__CHALLENGE__:
Print the data exactly, leaving nothing out.

__Some records__:
-*-*-
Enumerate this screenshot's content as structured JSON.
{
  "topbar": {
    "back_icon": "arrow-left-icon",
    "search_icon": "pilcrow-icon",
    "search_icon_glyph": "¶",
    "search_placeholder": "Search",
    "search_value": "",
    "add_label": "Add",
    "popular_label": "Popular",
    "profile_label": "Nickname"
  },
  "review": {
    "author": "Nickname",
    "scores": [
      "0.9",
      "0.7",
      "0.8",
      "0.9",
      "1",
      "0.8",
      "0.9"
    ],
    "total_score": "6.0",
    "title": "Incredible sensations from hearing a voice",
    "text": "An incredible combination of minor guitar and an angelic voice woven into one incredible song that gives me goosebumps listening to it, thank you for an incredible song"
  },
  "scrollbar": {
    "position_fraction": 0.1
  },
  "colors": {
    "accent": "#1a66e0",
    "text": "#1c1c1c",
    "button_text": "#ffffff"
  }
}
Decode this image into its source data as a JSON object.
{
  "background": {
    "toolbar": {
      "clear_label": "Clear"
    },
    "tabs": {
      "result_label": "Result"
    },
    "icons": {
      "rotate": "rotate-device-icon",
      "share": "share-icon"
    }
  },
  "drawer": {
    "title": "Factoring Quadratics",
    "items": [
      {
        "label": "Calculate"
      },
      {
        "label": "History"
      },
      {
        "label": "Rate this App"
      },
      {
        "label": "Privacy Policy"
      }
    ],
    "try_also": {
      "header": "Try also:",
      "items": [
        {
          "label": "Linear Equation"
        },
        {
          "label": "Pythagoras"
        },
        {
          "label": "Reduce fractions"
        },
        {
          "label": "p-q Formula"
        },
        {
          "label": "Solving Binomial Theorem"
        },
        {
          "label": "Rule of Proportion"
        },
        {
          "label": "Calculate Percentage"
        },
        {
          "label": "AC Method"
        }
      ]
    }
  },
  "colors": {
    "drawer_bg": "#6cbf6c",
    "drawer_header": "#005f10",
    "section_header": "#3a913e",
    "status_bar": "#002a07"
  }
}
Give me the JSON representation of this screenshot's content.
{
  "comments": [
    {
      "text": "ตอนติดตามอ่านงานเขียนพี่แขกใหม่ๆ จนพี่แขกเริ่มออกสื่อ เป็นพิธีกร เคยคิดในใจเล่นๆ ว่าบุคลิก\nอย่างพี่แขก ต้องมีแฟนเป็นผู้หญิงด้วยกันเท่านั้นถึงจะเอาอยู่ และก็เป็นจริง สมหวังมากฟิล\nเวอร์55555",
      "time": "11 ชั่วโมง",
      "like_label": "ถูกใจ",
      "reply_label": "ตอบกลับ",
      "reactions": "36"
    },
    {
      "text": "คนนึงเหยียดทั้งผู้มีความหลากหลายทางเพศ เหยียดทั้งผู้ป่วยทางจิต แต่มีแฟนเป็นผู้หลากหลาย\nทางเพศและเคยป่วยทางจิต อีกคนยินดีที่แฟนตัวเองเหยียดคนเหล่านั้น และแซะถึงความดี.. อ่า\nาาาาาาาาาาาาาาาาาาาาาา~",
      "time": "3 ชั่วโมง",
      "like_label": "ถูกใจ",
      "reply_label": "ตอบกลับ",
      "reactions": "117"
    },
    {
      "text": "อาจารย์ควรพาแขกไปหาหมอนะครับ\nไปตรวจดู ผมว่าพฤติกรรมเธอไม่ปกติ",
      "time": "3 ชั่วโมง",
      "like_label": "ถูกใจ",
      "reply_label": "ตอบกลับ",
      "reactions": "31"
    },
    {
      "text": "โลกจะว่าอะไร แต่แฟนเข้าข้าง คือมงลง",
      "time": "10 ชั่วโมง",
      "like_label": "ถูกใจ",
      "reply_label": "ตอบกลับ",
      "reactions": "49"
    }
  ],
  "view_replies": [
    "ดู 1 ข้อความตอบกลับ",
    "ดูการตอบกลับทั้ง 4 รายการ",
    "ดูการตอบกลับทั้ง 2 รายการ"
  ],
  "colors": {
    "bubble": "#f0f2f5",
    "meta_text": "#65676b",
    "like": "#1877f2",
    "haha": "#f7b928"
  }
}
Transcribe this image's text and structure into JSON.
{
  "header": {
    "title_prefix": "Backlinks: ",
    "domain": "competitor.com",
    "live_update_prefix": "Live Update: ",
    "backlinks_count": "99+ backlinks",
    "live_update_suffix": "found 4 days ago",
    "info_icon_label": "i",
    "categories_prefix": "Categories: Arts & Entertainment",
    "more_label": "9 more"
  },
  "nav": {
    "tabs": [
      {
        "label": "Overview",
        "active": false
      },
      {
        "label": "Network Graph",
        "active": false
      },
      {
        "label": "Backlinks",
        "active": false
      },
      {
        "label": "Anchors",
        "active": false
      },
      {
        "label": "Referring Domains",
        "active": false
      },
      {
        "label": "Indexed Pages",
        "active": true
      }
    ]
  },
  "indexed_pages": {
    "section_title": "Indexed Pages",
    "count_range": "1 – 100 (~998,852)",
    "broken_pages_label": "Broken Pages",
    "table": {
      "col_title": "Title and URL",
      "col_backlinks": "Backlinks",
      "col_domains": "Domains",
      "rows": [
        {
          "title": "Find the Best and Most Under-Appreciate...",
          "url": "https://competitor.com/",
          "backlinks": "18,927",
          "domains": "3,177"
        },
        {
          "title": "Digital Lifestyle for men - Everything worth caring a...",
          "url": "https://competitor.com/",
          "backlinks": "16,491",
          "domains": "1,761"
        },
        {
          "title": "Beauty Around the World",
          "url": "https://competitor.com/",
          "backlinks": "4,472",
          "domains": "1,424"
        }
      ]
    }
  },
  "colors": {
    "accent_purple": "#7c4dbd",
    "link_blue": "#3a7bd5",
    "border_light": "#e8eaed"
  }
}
-*-*-
__CORRECT OUTPUT__:
Enumerate this screenshot's content as structured JSON.
{
  "topbar": {
    "back_icon": "arrow-left-icon",
    "search_icon": "pilcrow-icon",
    "search_icon_glyph": "¶",
    "search_placeholder": "Search",
    "search_value": "",
    "add_label": "Add",
    "popular_label": "Popular",
    "profile_label": "Nickname"
  },
  "review": {
    "author": "Nickname",
    "scores": [
      "0.9",
      "0.7",
      "0.8",
      "0.9",
      "1",
      "0.8",
      "0.9"
    ],
    "total_score": "6.0",
    "title": "Incredible sensations from hearing a voice",
    "text": "An incredible combination of minor guitar and an angelic voice woven into one incredible song that gives me goosebumps listening to it, thank you for an incredible song"
  },
  "scrollbar": {
    "position_fraction": 0.1
  },
  "colors": {
    "accent": "#1a66e0",
    "text": "#1c1c1c",
    "button_text": "#ffffff"
  }
}
Decode this image into its source data as a JSON object.
{
  "background": {
    "toolbar": {
      "clear_label": "Clear"
    },
    "tabs": {
      "result_label": "Result"
    },
    "icons": {
      "rotate": "rotate-device-icon",
      "share": "share-icon"
    }
  },
  "drawer": {
    "title": "Factoring Quadratics",
    "items": [
      {
        "label": "Calculate"
      },
      {
        "label": "History"
      },
      {
        "label": "Rate this App"
      },
      {
        "label": "Privacy Policy"
      }
    ],
    "try_also": {
      "header": "Try also:",
      "items": [
        {
          "label": "Linear Equation"
        },
        {
          "label": "Pythagoras"
        },
        {
          "label": "Reduce fractions"
        },
        {
          "label": "p-q Formula"
        },
        {
          "label": "Solving Binomial Theorem"
        },
        {
          "label": "Rule of Proportion"
        },
        {
          "label": "Calculate Percentage"
        },
        {
          "label": "AC Method"
        }
      ]
    }
  },
  "colors": {
    "drawer_bg": "#6cbf6c",
    "drawer_header": "#005f10",
    "section_header": "#3a913e",
    "status_bar": "#002a07"
  }
}
Give me the JSON representation of this screenshot's content.
{
  "comments": [
    {
      "text": "ตอนติดตามอ่านงานเขียนพี่แขกใหม่ๆ จนพี่แขกเริ่มออกสื่อ เป็นพิธีกร เคยคิดในใจเล่นๆ ว่าบุคลิก\nอย่างพี่แขก ต้องมีแฟนเป็นผู้หญิงด้วยกันเท่านั้นถึงจะเอาอยู่ และก็เป็นจริง สมหวังมากฟิล\nเวอร์55555",
      "time": "11 ชั่วโมง",
      "like_label": "ถูกใจ",
      "reply_label": "ตอบกลับ",
      "reactions": "36"
    },
    {
      "text": "คนนึงเหยียดทั้งผู้มีความหลากหลายทางเพศ เหยียดทั้งผู้ป่วยทางจิต แต่มีแฟนเป็นผู้หลากหลาย\nทางเพศและเคยป่วยทางจิต อีกคนยินดีที่แฟนตัวเองเหยียดคนเหล่านั้น และแซะถึงความดี.. อ่า\nาาาาาาาาาาาาาาาาาาาาาา~",
      "time": "3 ชั่วโมง",
      "like_label": "ถูกใจ",
      "reply_label": "ตอบกลับ",
      "reactions": "117"
    },
    {
      "text": "อาจารย์ควรพาแขกไปหาหมอนะครับ\nไปตรวจดู ผมว่าพฤติกรรมเธอไม่ปกติ",
      "time": "3 ชั่วโมง",
      "like_label": "ถูกใจ",
      "reply_label": "ตอบกลับ",
      "reactions": "31"
    },
    {
      "text": "โลกจะว่าอะไร แต่แฟนเข้าข้าง คือมงลง",
      "time": "10 ชั่วโมง",
      "like_label": "ถูกใจ",
      "reply_label": "ตอบกลับ",
      "reactions": "49"
    }
  ],
  "view_replies": [
    "ดู 1 ข้อความตอบกลับ",
    "ดูการตอบกลับทั้ง 4 รายการ",
    "ดูการตอบกลับทั้ง 2 รายการ"
  ],
  "colors": {
    "bubble": "#f0f2f5",
    "meta_text": "#65676b",
    "like": "#1877f2",
    "haha": "#f7b928"
  }
}
Transcribe this image's text and structure into JSON.
{
  "header": {
    "title_prefix": "Backlinks: ",
    "domain": "competitor.com",
    "live_update_prefix": "Live Update: ",
    "backlinks_count": "99+ backlinks",
    "live_update_suffix": "found 4 days ago",
    "info_icon_label": "i",
    "categories_prefix": "Categories: Arts & Entertainment",
    "more_label": "9 more"
  },
  "nav": {
    "tabs": [
      {
        "label": "Overview",
        "active": false
      },
      {
        "label": "Network Graph",
        "active": false
      },
      {
        "label": "Backlinks",
        "active": false
      },
      {
        "label": "Anchors",
        "active": false
      },
      {
        "label": "Referring Domains",
        "active": false
      },
      {
        "label": "Indexed Pages",
        "active": true
      }
    ]
  },
  "indexed_pages": {
    "section_title": "Indexed Pages",
    "count_range": "1 – 100 (~998,852)",
    "broken_pages_label": "Broken Pages",
    "table": {
      "col_title": "Title and URL",
      "col_backlinks": "Backlinks",
      "col_domains": "Domains",
      "rows": [
        {
          "title": "Find the Best and Most Under-Appreciate...",
          "url": "https://competitor.com/",
          "backlinks": "18,927",
          "domains": "3,177"
        },
        {
          "title": "Digital Lifestyle for men - Everything worth caring a...",
          "url": "https://competitor.com/",
          "backlinks": "16,491",
          "domains": "1,761"
        },
        {
          "title": "Beauty Around the World",
          "url": "https://competitor.com/",
          "backlinks": "4,472",
          "domains": "1,424"
        }
      ]
    }
  },
  "colors": {
    "accent_purple": "#7c4dbd",
    "link_blue": "#3a7bd5",
    "border_light": "#e8eaed"
  }
}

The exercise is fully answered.